--- BEGIN ---

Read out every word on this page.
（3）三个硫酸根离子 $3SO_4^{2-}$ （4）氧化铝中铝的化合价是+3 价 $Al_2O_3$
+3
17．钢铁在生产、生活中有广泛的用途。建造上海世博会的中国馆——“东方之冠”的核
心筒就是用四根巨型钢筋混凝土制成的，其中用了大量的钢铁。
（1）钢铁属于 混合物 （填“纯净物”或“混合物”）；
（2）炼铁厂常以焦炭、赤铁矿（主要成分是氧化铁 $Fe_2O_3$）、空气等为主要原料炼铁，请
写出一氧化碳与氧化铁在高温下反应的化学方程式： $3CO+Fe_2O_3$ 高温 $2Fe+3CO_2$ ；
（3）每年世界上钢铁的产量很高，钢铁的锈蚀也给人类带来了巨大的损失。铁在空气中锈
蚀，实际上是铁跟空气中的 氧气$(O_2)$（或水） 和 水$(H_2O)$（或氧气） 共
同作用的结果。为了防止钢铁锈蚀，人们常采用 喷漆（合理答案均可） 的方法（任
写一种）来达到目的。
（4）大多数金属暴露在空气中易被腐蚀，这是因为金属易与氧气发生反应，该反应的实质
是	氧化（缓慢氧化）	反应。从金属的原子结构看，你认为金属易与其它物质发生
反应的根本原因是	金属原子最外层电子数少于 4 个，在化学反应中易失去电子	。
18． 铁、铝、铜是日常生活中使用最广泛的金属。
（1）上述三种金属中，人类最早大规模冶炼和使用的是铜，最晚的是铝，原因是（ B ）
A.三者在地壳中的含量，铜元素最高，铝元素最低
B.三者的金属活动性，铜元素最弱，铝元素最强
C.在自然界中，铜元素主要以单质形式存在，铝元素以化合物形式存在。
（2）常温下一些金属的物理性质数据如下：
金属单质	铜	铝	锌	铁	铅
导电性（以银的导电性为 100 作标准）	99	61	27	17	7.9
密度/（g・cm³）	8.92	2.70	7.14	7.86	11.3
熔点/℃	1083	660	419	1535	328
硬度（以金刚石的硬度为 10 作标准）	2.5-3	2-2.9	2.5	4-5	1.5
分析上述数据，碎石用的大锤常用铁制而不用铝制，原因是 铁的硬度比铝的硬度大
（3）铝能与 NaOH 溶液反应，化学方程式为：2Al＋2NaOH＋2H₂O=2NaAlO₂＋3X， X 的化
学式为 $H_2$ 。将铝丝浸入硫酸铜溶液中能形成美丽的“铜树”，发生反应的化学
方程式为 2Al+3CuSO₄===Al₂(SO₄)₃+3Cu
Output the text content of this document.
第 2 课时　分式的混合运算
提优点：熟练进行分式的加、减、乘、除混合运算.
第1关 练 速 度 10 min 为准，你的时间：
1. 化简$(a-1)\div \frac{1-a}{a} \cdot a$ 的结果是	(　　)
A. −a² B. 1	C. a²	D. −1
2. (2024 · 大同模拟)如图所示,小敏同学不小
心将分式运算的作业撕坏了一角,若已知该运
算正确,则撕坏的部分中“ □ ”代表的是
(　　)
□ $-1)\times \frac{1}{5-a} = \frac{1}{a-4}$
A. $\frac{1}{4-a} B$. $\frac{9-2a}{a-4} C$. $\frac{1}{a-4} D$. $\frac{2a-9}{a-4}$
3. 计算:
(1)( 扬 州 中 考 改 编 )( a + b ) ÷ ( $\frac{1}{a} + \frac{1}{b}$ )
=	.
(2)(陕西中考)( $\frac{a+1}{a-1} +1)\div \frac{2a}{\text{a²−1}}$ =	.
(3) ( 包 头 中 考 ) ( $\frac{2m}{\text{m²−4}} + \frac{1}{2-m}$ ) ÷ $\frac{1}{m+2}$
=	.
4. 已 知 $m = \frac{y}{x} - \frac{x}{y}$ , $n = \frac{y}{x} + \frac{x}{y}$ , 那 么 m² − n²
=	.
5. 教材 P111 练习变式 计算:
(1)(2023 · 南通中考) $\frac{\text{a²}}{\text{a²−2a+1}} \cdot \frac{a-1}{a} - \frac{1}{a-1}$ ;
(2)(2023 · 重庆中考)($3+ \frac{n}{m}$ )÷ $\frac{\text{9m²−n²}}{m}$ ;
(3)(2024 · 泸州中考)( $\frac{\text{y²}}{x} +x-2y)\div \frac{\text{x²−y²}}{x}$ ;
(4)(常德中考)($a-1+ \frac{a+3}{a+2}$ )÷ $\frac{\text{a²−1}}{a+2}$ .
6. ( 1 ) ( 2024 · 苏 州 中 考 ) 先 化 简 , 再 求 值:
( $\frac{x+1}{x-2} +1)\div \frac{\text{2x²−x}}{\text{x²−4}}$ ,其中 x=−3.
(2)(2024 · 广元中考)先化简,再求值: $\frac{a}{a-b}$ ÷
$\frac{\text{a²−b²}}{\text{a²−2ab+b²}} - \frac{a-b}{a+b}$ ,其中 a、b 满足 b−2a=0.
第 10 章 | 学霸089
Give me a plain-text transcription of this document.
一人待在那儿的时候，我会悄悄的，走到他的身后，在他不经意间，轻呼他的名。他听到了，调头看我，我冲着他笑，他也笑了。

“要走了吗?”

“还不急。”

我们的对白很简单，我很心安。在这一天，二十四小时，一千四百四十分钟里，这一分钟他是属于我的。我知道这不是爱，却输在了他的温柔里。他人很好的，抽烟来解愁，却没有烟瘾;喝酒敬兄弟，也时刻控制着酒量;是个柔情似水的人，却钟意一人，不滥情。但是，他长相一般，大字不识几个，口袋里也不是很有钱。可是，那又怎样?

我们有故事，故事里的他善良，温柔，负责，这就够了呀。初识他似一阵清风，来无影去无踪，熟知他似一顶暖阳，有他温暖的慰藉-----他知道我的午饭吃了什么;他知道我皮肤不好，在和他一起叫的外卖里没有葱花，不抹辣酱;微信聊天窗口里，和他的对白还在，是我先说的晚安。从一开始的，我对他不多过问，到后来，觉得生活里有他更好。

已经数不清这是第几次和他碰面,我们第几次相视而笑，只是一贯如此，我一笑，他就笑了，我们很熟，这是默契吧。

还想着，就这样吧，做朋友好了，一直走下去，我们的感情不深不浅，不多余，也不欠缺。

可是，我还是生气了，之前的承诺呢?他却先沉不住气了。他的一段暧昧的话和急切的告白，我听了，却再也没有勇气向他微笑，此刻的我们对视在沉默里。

--- END ---

## JOB
Write out the entries above once more, without altering anything.

## EXERCISE OUTPUT
Read out every word on this page.
（3）三个硫酸根离子 $3SO_4^{2-}$ （4）氧化铝中铝的化合价是+3 价 $Al_2O_3$
+3
17．钢铁在生产、生活中有广泛的用途。建造上海世博会的中国馆——“东方之冠”的核
心筒就是用四根巨型钢筋混凝土制成的，其中用了大量的钢铁。
（1）钢铁属于 混合物 （填“纯净物”或“混合物”）；
（2）炼铁厂常以焦炭、赤铁矿（主要成分是氧化铁 $Fe_2O_3$）、空气等为主要原料炼铁，请
写出一氧化碳与氧化铁在高温下反应的化学方程式： $3CO+Fe_2O_3$ 高温 $2Fe+3CO_2$ ；
（3）每年世界上钢铁的产量很高，钢铁的锈蚀也给人类带来了巨大的损失。铁在空气中锈
蚀，实际上是铁跟空气中的 氧气$(O_2)$（或水） 和 水$(H_2O)$（或氧气） 共
同作用的结果。为了防止钢铁锈蚀，人们常采用 喷漆（合理答案均可） 的方法（任
写一种）来达到目的。
（4）大多数金属暴露在空气中易被腐蚀，这是因为金属易与氧气发生反应，该反应的实质
是	氧化（缓慢氧化）	反应。从金属的原子结构看，你认为金属易与其它物质发生
反应的根本原因是	金属原子最外层电子数少于 4 个，在化学反应中易失去电子	。
18． 铁、铝、铜是日常生活中使用最广泛的金属。
（1）上述三种金属中，人类最早大规模冶炼和使用的是铜，最晚的是铝，原因是（ B ）
A.三者在地壳中的含量，铜元素最高，铝元素最低
B.三者的金属活动性，铜元素最弱，铝元素最强
C.在自然界中，铜元素主要以单质形式存在，铝元素以化合物形式存在。
（2）常温下一些金属的物理性质数据如下：
金属单质	铜	铝	锌	铁	铅
导电性（以银的导电性为 100 作标准）	99	61	27	17	7.9
密度/（g・cm³）	8.92	2.70	7.14	7.86	11.3
熔点/℃	1083	660	419	1535	328
硬度（以金刚石的硬度为 10 作标准）	2.5-3	2-2.9	2.5	4-5	1.5
分析上述数据，碎石用的大锤常用铁制而不用铝制，原因是 铁的硬度比铝的硬度大
（3）铝能与 NaOH 溶液反应，化学方程式为：2Al＋2NaOH＋2H₂O=2NaAlO₂＋3X， X 的化
学式为 $H_2$ 。将铝丝浸入硫酸铜溶液中能形成美丽的“铜树”，发生反应的化学
方程式为 2Al+3CuSO₄===Al₂(SO₄)₃+3Cu
Output the text content of this document.
第 2 课时　分式的混合运算
提优点：熟练进行分式的加、减、乘、除混合运算.
第1关 练 速 度 10 min 为准，你的时间：
1. 化简$(a-1)\div \frac{1-a}{a} \cdot a$ 的结果是	(　　)
A. −a² B. 1	C. a²	D. −1
2. (2024 · 大同模拟)如图所示,小敏同学不小
心将分式运算的作业撕坏了一角,若已知该运
算正确,则撕坏的部分中“ □ ”代表的是
(　　)
□ $-1)\times \frac{1}{5-a} = \frac{1}{a-4}$
A. $\frac{1}{4-a} B$. $\frac{9-2a}{a-4} C$. $\frac{1}{a-4} D$. $\frac{2a-9}{a-4}$
3. 计算:
(1)( 扬 州 中 考 改 编 )( a + b ) ÷ ( $\frac{1}{a} + \frac{1}{b}$ )
=	.
(2)(陕西中考)( $\frac{a+1}{a-1} +1)\div \frac{2a}{\text{a²−1}}$ =	.
(3) ( 包 头 中 考 ) ( $\frac{2m}{\text{m²−4}} + \frac{1}{2-m}$ ) ÷ $\frac{1}{m+2}$
=	.
4. 已 知 $m = \frac{y}{x} - \frac{x}{y}$ , $n = \frac{y}{x} + \frac{x}{y}$ , 那 么 m² − n²
=	.
5. 教材 P111 练习变式 计算:
(1)(2023 · 南通中考) $\frac{\text{a²}}{\text{a²−2a+1}} \cdot \frac{a-1}{a} - \frac{1}{a-1}$ ;
(2)(2023 · 重庆中考)($3+ \frac{n}{m}$ )÷ $\frac{\text{9m²−n²}}{m}$ ;
(3)(2024 · 泸州中考)( $\frac{\text{y²}}{x} +x-2y)\div \frac{\text{x²−y²}}{x}$ ;
(4)(常德中考)($a-1+ \frac{a+3}{a+2}$ )÷ $\frac{\text{a²−1}}{a+2}$ .
6. ( 1 ) ( 2024 · 苏 州 中 考 ) 先 化 简 , 再 求 值:
( $\frac{x+1}{x-2} +1)\div \frac{\text{2x²−x}}{\text{x²−4}}$ ,其中 x=−3.
(2)(2024 · 广元中考)先化简,再求值: $\frac{a}{a-b}$ ÷
$\frac{\text{a²−b²}}{\text{a²−2ab+b²}} - \frac{a-b}{a+b}$ ,其中 a、b 满足 b−2a=0.
第 10 章 | 学霸089
Give me a plain-text transcription of this document.
一人待在那儿的时候，我会悄悄的，走到他的身后，在他不经意间，轻呼他的名。他听到了，调头看我，我冲着他笑，他也笑了。

“要走了吗?”

“还不急。”

我们的对白很简单，我很心安。在这一天，二十四小时，一千四百四十分钟里，这一分钟他是属于我的。我知道这不是爱，却输在了他的温柔里。他人很好的，抽烟来解愁，却没有烟瘾;喝酒敬兄弟，也时刻控制着酒量;是个柔情似水的人，却钟意一人，不滥情。但是，他长相一般，大字不识几个，口袋里也不是很有钱。可是，那又怎样?

我们有故事，故事里的他善良，温柔，负责，这就够了呀。初识他似一阵清风，来无影去无踪，熟知他似一顶暖阳，有他温暖的慰藉-----他知道我的午饭吃了什么;他知道我皮肤不好，在和他一起叫的外卖里没有葱花，不抹辣酱;微信聊天窗口里，和他的对白还在，是我先说的晚安。从一开始的，我对他不多过问，到后来，觉得生活里有他更好。

已经数不清这是第几次和他碰面,我们第几次相视而笑，只是一贯如此，我一笑，他就笑了，我们很熟，这是默契吧。

还想着，就这样吧，做朋友好了，一直走下去，我们的感情不深不浅，不多余，也不欠缺。

可是，我还是生气了，之前的承诺呢?他却先沉不住气了。他的一段暧昧的话和急切的告白，我听了，却再也没有勇气向他微笑，此刻的我们对视在沉默里。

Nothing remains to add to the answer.